## The exercise
Repeat the listing in full, word for word.
★ ★ ★
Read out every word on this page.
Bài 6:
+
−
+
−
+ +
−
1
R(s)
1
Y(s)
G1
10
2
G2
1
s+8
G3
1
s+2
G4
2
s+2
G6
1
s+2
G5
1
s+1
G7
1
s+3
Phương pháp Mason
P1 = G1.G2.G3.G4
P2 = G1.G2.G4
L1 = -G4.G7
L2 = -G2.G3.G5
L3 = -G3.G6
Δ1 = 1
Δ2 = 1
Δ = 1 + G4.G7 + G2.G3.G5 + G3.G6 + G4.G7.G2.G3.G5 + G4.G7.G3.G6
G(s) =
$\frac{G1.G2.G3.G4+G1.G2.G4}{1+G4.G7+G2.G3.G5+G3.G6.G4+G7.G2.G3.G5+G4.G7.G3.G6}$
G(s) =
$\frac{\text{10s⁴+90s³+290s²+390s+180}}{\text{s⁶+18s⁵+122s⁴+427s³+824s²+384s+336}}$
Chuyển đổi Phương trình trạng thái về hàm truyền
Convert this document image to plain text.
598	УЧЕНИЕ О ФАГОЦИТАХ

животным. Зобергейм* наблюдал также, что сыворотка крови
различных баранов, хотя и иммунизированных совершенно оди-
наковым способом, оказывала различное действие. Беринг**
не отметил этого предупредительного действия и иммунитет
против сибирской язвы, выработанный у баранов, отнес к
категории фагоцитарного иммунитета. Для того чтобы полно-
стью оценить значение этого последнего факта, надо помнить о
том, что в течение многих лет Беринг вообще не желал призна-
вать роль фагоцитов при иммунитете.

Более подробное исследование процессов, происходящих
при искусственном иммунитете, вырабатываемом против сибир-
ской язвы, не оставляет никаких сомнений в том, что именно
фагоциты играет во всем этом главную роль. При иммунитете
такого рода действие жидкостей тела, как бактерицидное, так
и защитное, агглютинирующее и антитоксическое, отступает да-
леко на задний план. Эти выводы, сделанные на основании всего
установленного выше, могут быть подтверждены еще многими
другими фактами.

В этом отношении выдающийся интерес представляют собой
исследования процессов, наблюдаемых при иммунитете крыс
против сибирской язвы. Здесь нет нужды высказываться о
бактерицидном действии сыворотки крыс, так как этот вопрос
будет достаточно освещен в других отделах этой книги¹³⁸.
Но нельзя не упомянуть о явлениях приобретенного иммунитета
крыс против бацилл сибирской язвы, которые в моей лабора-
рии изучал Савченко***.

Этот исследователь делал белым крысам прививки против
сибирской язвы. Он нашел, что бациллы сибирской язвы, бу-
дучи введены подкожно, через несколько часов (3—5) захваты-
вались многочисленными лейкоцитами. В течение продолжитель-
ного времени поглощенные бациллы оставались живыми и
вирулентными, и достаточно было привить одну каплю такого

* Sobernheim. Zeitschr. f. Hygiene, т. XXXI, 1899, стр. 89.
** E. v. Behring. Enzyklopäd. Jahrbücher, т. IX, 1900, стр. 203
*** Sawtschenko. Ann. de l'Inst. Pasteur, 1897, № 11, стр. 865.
★ ★ ★
## Result for this exercise
Read out every word on this page.
Bài 6:
+
−
+
−
+ +
−
1
R(s)
1
Y(s)
G1
10
2
G2
1
s+8
G3
1
s+2
G4
2
s+2
G6
1
s+2
G5
1
s+1
G7
1
s+3
Phương pháp Mason
P1 = G1.G2.G3.G4
P2 = G1.G2.G4
L1 = -G4.G7
L2 = -G2.G3.G5
L3 = -G3.G6
Δ1 = 1
Δ2 = 1
Δ = 1 + G4.G7 + G2.G3.G5 + G3.G6 + G4.G7.G2.G3.G5 + G4.G7.G3.G6
G(s) =
$\frac{G1.G2.G3.G4+G1.G2.G4}{1+G4.G7+G2.G3.G5+G3.G6.G4+G7.G2.G3.G5+G4.G7.G3.G6}$
G(s) =
$\frac{\text{10s⁴+90s³+290s²+390s+180}}{\text{s⁶+18s⁵+122s⁴+427s³+824s²+384s+336}}$
Chuyển đổi Phương trình trạng thái về hàm truyền
Convert this document image to plain text.
598	УЧЕНИЕ О ФАГОЦИТАХ

животным. Зобергейм* наблюдал также, что сыворотка крови
различных баранов, хотя и иммунизированных совершенно оди-
наковым способом, оказывала различное действие. Беринг**
не отметил этого предупредительного действия и иммунитет
против сибирской язвы, выработанный у баранов, отнес к
категории фагоцитарного иммунитета. Для того чтобы полно-
стью оценить значение этого последнего факта, надо помнить о
том, что в течение многих лет Беринг вообще не желал призна-
вать роль фагоцитов при иммунитете.

Более подробное исследование процессов, происходящих
при искусственном иммунитете, вырабатываемом против сибир-
ской язвы, не оставляет никаких сомнений в том, что именно
фагоциты играет во всем этом главную роль. При иммунитете
такого рода действие жидкостей тела, как бактерицидное, так
и защитное, агглютинирующее и антитоксическое, отступает да-
леко на задний план. Эти выводы, сделанные на основании всего
установленного выше, могут быть подтверждены еще многими
другими фактами.

В этом отношении выдающийся интерес представляют собой
исследования процессов, наблюдаемых при иммунитете крыс
против сибирской язвы. Здесь нет нужды высказываться о
бактерицидном действии сыворотки крыс, так как этот вопрос
будет достаточно освещен в других отделах этой книги¹³⁸.
Но нельзя не упомянуть о явлениях приобретенного иммунитета
крыс против бацилл сибирской язвы, которые в моей лабора-
рии изучал Савченко***.

Этот исследователь делал белым крысам прививки против
сибирской язвы. Он нашел, что бациллы сибирской язвы, бу-
дучи введены подкожно, через несколько часов (3—5) захваты-
вались многочисленными лейкоцитами. В течение продолжитель-
ного времени поглощенные бациллы оставались живыми и
вирулентными, и достаточно было привить одну каплю такого

* Sobernheim. Zeitschr. f. Hygiene, т. XXXI, 1899, стр. 89.
** E. v. Behring. Enzyklopäd. Jahrbücher, т. IX, 1900, стр. 203
*** Sawtschenko. Ann. de l'Inst. Pasteur, 1897, № 11, стр. 865.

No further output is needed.